[Records from a collection]

------------

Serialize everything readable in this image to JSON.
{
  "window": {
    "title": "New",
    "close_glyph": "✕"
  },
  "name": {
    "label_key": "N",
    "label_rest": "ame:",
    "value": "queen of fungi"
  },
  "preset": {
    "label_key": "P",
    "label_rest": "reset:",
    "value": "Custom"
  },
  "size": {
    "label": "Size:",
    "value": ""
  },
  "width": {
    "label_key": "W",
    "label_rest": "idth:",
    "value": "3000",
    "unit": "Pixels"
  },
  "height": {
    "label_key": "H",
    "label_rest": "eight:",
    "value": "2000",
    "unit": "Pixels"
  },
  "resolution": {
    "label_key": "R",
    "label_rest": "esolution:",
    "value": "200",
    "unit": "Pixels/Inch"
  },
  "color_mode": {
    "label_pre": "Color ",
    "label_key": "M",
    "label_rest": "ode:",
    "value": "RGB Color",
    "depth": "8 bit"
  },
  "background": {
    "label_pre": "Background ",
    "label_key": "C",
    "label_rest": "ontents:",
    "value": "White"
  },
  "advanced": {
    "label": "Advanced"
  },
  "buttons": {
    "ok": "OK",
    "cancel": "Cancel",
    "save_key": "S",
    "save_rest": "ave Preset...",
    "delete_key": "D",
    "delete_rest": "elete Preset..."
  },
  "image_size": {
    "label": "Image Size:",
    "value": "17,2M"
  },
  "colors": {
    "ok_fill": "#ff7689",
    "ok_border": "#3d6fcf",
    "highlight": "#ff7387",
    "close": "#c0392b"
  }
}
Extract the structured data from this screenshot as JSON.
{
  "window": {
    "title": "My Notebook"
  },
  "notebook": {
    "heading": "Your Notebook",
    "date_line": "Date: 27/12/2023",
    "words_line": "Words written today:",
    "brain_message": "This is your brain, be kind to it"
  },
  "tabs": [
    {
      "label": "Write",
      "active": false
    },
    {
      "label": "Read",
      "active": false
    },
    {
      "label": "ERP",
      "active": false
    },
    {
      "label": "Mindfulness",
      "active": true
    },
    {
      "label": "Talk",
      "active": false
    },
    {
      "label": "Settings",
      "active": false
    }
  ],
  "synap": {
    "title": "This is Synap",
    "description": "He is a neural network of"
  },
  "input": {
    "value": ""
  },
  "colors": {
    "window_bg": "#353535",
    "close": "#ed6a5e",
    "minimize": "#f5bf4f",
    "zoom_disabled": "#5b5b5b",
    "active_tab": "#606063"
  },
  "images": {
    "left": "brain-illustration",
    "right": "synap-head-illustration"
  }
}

------------

Task statement: Look over the records above and copy each line that includes the string "illustration".

Answer to the task:
    "left": "brain-illustration",
    "right": "synap-head-illustration"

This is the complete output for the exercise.